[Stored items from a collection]

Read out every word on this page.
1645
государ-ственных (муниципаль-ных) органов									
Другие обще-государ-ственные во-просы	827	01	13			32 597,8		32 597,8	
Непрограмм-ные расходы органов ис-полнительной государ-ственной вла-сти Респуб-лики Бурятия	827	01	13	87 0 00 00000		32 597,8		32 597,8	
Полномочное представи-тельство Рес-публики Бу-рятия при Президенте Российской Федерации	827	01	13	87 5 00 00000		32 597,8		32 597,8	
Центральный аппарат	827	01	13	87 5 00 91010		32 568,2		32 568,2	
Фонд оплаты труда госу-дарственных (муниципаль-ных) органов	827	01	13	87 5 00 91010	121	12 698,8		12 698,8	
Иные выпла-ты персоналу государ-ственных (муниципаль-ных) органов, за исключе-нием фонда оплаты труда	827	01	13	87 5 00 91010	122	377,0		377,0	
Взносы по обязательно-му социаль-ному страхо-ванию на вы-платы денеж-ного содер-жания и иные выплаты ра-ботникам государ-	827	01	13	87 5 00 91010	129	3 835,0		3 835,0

What you have to do: Report only the number of lines in the listing that contain the word "оплаты".

Worked solution: 2